* Exercise instructions
Output all lines exactly.

* Information given
---------------

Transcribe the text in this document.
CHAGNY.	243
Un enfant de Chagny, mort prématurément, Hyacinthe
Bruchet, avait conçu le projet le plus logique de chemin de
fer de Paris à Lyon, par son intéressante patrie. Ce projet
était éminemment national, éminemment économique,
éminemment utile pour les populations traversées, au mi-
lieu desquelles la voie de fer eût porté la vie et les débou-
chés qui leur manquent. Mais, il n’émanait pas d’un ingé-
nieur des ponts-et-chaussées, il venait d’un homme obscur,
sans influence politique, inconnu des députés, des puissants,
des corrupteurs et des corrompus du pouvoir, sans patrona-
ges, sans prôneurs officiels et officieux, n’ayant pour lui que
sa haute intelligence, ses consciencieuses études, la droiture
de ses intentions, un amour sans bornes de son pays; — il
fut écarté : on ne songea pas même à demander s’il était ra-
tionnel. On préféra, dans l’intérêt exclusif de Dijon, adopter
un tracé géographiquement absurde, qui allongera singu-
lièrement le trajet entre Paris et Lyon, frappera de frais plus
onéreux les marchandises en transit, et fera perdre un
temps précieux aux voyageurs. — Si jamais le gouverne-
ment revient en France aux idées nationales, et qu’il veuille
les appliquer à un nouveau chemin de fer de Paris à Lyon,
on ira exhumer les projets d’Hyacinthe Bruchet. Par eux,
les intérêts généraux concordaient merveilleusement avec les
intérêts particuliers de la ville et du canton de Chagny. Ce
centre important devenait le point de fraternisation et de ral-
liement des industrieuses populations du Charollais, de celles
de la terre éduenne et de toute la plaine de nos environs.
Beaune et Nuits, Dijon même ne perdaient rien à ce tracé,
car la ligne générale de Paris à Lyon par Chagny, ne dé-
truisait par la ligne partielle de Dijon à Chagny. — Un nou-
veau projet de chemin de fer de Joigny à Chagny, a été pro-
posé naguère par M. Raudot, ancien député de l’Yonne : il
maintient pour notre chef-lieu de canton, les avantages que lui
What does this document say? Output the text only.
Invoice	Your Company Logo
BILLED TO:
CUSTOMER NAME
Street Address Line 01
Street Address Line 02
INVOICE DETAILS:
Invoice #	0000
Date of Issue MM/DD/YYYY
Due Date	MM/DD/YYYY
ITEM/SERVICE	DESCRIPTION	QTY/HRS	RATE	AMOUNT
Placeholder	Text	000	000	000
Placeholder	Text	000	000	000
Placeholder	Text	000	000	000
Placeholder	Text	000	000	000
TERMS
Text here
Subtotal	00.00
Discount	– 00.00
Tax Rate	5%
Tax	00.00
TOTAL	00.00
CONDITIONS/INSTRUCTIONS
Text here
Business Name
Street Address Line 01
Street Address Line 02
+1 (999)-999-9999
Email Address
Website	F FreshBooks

---------------

* Result below
Transcribe the text in this document.
CHAGNY.	243
Un enfant de Chagny, mort prématurément, Hyacinthe
Bruchet, avait conçu le projet le plus logique de chemin de
fer de Paris à Lyon, par son intéressante patrie. Ce projet
était éminemment national, éminemment économique,
éminemment utile pour les populations traversées, au mi-
lieu desquelles la voie de fer eût porté la vie et les débou-
chés qui leur manquent. Mais, il n’émanait pas d’un ingé-
nieur des ponts-et-chaussées, il venait d’un homme obscur,
sans influence politique, inconnu des députés, des puissants,
des corrupteurs et des corrompus du pouvoir, sans patrona-
ges, sans prôneurs officiels et officieux, n’ayant pour lui que
sa haute intelligence, ses consciencieuses études, la droiture
de ses intentions, un amour sans bornes de son pays; — il
fut écarté : on ne songea pas même à demander s’il était ra-
tionnel. On préféra, dans l’intérêt exclusif de Dijon, adopter
un tracé géographiquement absurde, qui allongera singu-
lièrement le trajet entre Paris et Lyon, frappera de frais plus
onéreux les marchandises en transit, et fera perdre un
temps précieux aux voyageurs. — Si jamais le gouverne-
ment revient en France aux idées nationales, et qu’il veuille
les appliquer à un nouveau chemin de fer de Paris à Lyon,
on ira exhumer les projets d’Hyacinthe Bruchet. Par eux,
les intérêts généraux concordaient merveilleusement avec les
intérêts particuliers de la ville et du canton de Chagny. Ce
centre important devenait le point de fraternisation et de ral-
liement des industrieuses populations du Charollais, de celles
de la terre éduenne et de toute la plaine de nos environs.
Beaune et Nuits, Dijon même ne perdaient rien à ce tracé,
car la ligne générale de Paris à Lyon par Chagny, ne dé-
truisait par la ligne partielle de Dijon à Chagny. — Un nou-
veau projet de chemin de fer de Joigny à Chagny, a été pro-
posé naguère par M. Raudot, ancien député de l’Yonne : il
maintient pour notre chef-lieu de canton, les avantages que lui
What does this document say? Output the text only.
Invoice	Your Company Logo
BILLED TO:
CUSTOMER NAME
Street Address Line 01
Street Address Line 02
INVOICE DETAILS:
Invoice #	0000
Date of Issue MM/DD/YYYY
Due Date	MM/DD/YYYY
ITEM/SERVICE	DESCRIPTION	QTY/HRS	RATE	AMOUNT
Placeholder	Text	000	000	000
Placeholder	Text	000	000	000
Placeholder	Text	000	000	000
Placeholder	Text	000	000	000
TERMS
Text here
Subtotal	00.00
Discount	– 00.00
Tax Rate	5%
Tax	00.00
TOTAL	00.00
CONDITIONS/INSTRUCTIONS
Text here
Business Name
Street Address Line 01
Street Address Line 02
+1 (999)-999-9999
Email Address
Website	F FreshBooks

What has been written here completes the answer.